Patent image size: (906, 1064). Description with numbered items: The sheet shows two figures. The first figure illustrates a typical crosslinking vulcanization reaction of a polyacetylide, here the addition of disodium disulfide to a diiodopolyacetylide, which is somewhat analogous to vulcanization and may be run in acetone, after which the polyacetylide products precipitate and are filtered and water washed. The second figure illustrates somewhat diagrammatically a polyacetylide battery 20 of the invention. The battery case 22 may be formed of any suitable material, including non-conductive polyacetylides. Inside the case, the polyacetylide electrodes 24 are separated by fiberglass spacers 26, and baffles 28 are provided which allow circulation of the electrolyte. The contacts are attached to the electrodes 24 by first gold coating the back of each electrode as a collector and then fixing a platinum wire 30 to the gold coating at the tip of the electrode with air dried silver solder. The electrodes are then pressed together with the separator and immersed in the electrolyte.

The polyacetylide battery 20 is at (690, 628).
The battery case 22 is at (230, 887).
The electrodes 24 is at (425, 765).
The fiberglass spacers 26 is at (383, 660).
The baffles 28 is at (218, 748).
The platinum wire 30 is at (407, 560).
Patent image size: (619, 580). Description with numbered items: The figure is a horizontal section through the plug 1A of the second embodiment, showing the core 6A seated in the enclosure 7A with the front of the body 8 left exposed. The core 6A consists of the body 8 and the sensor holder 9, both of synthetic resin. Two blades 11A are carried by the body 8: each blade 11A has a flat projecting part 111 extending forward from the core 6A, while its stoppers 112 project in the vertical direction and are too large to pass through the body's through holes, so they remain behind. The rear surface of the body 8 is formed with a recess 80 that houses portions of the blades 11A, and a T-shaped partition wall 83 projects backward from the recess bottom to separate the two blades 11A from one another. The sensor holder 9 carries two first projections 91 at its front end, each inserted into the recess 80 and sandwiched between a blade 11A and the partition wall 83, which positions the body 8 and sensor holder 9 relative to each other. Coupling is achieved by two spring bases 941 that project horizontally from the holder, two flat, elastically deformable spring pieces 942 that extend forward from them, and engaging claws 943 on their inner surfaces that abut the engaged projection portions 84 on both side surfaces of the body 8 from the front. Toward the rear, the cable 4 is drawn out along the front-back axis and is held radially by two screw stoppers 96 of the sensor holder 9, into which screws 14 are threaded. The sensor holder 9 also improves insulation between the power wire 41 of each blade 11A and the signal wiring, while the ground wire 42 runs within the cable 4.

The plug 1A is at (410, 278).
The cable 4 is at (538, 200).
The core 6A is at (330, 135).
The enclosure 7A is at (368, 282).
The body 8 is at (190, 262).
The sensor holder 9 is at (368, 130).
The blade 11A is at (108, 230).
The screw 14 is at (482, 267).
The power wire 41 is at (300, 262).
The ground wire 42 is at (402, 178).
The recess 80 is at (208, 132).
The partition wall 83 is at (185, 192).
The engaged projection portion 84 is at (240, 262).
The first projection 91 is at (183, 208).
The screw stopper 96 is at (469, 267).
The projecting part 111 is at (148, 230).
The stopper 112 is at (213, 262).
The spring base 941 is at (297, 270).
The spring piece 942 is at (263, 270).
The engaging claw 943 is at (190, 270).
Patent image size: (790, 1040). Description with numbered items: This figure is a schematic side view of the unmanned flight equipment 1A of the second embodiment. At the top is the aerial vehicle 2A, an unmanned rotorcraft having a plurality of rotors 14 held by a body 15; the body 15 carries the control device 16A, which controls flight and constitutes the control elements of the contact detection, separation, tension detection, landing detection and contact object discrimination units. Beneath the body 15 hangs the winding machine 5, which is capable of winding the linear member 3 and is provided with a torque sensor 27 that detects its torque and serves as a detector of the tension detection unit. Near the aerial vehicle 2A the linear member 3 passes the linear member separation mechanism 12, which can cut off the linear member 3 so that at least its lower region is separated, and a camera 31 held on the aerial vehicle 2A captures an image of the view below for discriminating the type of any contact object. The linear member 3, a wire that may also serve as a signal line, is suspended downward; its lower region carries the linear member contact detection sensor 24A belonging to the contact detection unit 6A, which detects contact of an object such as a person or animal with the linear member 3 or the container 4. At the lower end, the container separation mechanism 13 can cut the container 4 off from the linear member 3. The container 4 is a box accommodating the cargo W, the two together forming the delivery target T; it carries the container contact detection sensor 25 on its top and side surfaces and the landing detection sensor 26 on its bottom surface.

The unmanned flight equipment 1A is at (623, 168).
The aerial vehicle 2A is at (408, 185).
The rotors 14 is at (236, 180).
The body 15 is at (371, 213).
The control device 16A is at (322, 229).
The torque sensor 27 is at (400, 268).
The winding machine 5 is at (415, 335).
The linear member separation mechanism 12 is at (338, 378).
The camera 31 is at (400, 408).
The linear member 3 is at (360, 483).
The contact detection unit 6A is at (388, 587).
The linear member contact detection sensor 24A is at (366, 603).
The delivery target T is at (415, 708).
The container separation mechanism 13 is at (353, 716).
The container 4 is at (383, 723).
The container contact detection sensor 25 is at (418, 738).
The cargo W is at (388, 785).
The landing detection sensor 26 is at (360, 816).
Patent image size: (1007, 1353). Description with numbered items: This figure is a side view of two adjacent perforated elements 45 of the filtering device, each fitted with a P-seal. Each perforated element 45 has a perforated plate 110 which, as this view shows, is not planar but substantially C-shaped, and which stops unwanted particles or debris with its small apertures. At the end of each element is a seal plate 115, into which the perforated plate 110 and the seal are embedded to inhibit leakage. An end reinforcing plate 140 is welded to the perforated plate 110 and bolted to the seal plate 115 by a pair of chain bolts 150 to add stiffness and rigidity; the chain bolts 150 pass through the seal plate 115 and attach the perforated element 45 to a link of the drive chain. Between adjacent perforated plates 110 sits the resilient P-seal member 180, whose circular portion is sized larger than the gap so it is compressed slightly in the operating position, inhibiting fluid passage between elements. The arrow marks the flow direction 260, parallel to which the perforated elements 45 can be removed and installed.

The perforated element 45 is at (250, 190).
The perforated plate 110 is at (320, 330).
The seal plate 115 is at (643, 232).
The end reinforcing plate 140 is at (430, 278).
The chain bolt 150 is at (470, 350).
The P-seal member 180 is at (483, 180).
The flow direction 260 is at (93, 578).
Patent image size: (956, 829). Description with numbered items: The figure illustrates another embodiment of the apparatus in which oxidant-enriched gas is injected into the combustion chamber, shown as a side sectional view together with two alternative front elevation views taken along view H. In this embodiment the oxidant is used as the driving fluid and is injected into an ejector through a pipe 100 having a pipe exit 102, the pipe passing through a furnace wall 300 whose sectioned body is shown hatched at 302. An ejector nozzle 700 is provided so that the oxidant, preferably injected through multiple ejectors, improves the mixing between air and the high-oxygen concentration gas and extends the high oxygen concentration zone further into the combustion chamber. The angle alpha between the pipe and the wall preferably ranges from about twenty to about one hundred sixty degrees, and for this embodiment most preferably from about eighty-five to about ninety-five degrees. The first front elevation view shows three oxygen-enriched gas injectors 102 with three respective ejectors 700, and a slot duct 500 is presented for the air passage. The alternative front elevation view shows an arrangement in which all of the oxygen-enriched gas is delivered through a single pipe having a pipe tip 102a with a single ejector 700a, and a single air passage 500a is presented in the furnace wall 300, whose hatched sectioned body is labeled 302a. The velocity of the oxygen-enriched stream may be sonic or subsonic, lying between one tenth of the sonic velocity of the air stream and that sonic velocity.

*-*-*

Rewrite all of the lines above, putting "Drawing dimensions" wherever "Patent image size" appears and leaving everything else unchanged.

Drawing dimensions: (906, 1064). Description with numbered items: The sheet shows two figures. The first figure illustrates a typical crosslinking vulcanization reaction of a polyacetylide, here the addition of disodium disulfide to a diiodopolyacetylide, which is somewhat analogous to vulcanization and may be run in acetone, after which the polyacetylide products precipitate and are filtered and water washed. The second figure illustrates somewhat diagrammatically a polyacetylide battery 20 of the invention. The battery case 22 may be formed of any suitable material, including non-conductive polyacetylides. Inside the case, the polyacetylide electrodes 24 are separated by fiberglass spacers 26, and baffles 28 are provided which allow circulation of the electrolyte. The contacts are attached to the electrodes 24 by first gold coating the back of each electrode as a collector and then fixing a platinum wire 30 to the gold coating at the tip of the electrode with air dried silver solder. The electrodes are then pressed together with the separator and immersed in the electrolyte.

The polyacetylide battery 20 is at (690, 628).
The battery case 22 is at (230, 887).
The electrodes 24 is at (425, 765).
The fiberglass spacers 26 is at (383, 660).
The baffles 28 is at (218, 748).
The platinum wire 30 is at (407, 560).
Drawing dimensions: (619, 580). Description with numbered items: The figure is a horizontal section through the plug 1A of the second embodiment, showing the core 6A seated in the enclosure 7A with the front of the body 8 left exposed. The core 6A consists of the body 8 and the sensor holder 9, both of synthetic resin. Two blades 11A are carried by the body 8: each blade 11A has a flat projecting part 111 extending forward from the core 6A, while its stoppers 112 project in the vertical direction and are too large to pass through the body's through holes, so they remain behind. The rear surface of the body 8 is formed with a recess 80 that houses portions of the blades 11A, and a T-shaped partition wall 83 projects backward from the recess bottom to separate the two blades 11A from one another. The sensor holder 9 carries two first projections 91 at its front end, each inserted into the recess 80 and sandwiched between a blade 11A and the partition wall 83, which positions the body 8 and sensor holder 9 relative to each other. Coupling is achieved by two spring bases 941 that project horizontally from the holder, two flat, elastically deformable spring pieces 942 that extend forward from them, and engaging claws 943 on their inner surfaces that abut the engaged projection portions 84 on both side surfaces of the body 8 from the front. Toward the rear, the cable 4 is drawn out along the front-back axis and is held radially by two screw stoppers 96 of the sensor holder 9, into which screws 14 are threaded. The sensor holder 9 also improves insulation between the power wire 41 of each blade 11A and the signal wiring, while the ground wire 42 runs within the cable 4.

The plug 1A is at (410, 278).
The cable 4 is at (538, 200).
The core 6A is at (330, 135).
The enclosure 7A is at (368, 282).
The body 8 is at (190, 262).
The sensor holder 9 is at (368, 130).
The blade 11A is at (108, 230).
The screw 14 is at (482, 267).
The power wire 41 is at (300, 262).
The ground wire 42 is at (402, 178).
The recess 80 is at (208, 132).
The partition wall 83 is at (185, 192).
The engaged projection portion 84 is at (240, 262).
The first projection 91 is at (183, 208).
The screw stopper 96 is at (469, 267).
The projecting part 111 is at (148, 230).
The stopper 112 is at (213, 262).
The spring base 941 is at (297, 270).
The spring piece 942 is at (263, 270).
The engaging claw 943 is at (190, 270).
Drawing dimensions: (790, 1040). Description with numbered items: This figure is a schematic side view of the unmanned flight equipment 1A of the second embodiment. At the top is the aerial vehicle 2A, an unmanned rotorcraft having a plurality of rotors 14 held by a body 15; the body 15 carries the control device 16A, which controls flight and constitutes the control elements of the contact detection, separation, tension detection, landing detection and contact object discrimination units. Beneath the body 15 hangs the winding machine 5, which is capable of winding the linear member 3 and is provided with a torque sensor 27 that detects its torque and serves as a detector of the tension detection unit. Near the aerial vehicle 2A the linear member 3 passes the linear member separation mechanism 12, which can cut off the linear member 3 so that at least its lower region is separated, and a camera 31 held on the aerial vehicle 2A captures an image of the view below for discriminating the type of any contact object. The linear member 3, a wire that may also serve as a signal line, is suspended downward; its lower region carries the linear member contact detection sensor 24A belonging to the contact detection unit 6A, which detects contact of an object such as a person or animal with the linear member 3 or the container 4. At the lower end, the container separation mechanism 13 can cut the container 4 off from the linear member 3. The container 4 is a box accommodating the cargo W, the two together forming the delivery target T; it carries the container contact detection sensor 25 on its top and side surfaces and the landing detection sensor 26 on its bottom surface.

The unmanned flight equipment 1A is at (623, 168).
The aerial vehicle 2A is at (408, 185).
The rotors 14 is at (236, 180).
The body 15 is at (371, 213).
The control device 16A is at (322, 229).
The torque sensor 27 is at (400, 268).
The winding machine 5 is at (415, 335).
The linear member separation mechanism 12 is at (338, 378).
The camera 31 is at (400, 408).
The linear member 3 is at (360, 483).
The contact detection unit 6A is at (388, 587).
The linear member contact detection sensor 24A is at (366, 603).
The delivery target T is at (415, 708).
The container separation mechanism 13 is at (353, 716).
The container 4 is at (383, 723).
The container contact detection sensor 25 is at (418, 738).
The cargo W is at (388, 785).
The landing detection sensor 26 is at (360, 816).
Drawing dimensions: (1007, 1353). Description with numbered items: This figure is a side view of two adjacent perforated elements 45 of the filtering device, each fitted with a P-seal. Each perforated element 45 has a perforated plate 110 which, as this view shows, is not planar but substantially C-shaped, and which stops unwanted particles or debris with its small apertures. At the end of each element is a seal plate 115, into which the perforated plate 110 and the seal are embedded to inhibit leakage. An end reinforcing plate 140 is welded to the perforated plate 110 and bolted to the seal plate 115 by a pair of chain bolts 150 to add stiffness and rigidity; the chain bolts 150 pass through the seal plate 115 and attach the perforated element 45 to a link of the drive chain. Between adjacent perforated plates 110 sits the resilient P-seal member 180, whose circular portion is sized larger than the gap so it is compressed slightly in the operating position, inhibiting fluid passage between elements. The arrow marks the flow direction 260, parallel to which the perforated elements 45 can be removed and installed.

The perforated element 45 is at (250, 190).
The perforated plate 110 is at (320, 330).
The seal plate 115 is at (643, 232).
The end reinforcing plate 140 is at (430, 278).
The chain bolt 150 is at (470, 350).
The P-seal member 180 is at (483, 180).
The flow direction 260 is at (93, 578).
Drawing dimensions: (956, 829). Description with numbered items: The figure illustrates another embodiment of the apparatus in which oxidant-enriched gas is injected into the combustion chamber, shown as a side sectional view together with two alternative front elevation views taken along view H. In this embodiment the oxidant is used as the driving fluid and is injected into an ejector through a pipe 100 having a pipe exit 102, the pipe passing through a furnace wall 300 whose sectioned body is shown hatched at 302. An ejector nozzle 700 is provided so that the oxidant, preferably injected through multiple ejectors, improves the mixing between air and the high-oxygen concentration gas and extends the high oxygen concentration zone further into the combustion chamber. The angle alpha between the pipe and the wall preferably ranges from about twenty to about one hundred sixty degrees, and for this embodiment most preferably from about eighty-five to about ninety-five degrees. The first front elevation view shows three oxygen-enriched gas injectors 102 with three respective ejectors 700, and a slot duct 500 is presented for the air passage. The alternative front elevation view shows an arrangement in which all of the oxygen-enriched gas is delivered through a single pipe having a pipe tip 102a with a single ejector 700a, and a single air passage 500a is presented in the furnace wall 300, whose hatched sectioned body is labeled 302a. The velocity of the oxygen-enriched stream may be sonic or subsonic, lying between one tenth of the sonic velocity of the air stream and that sonic velocity.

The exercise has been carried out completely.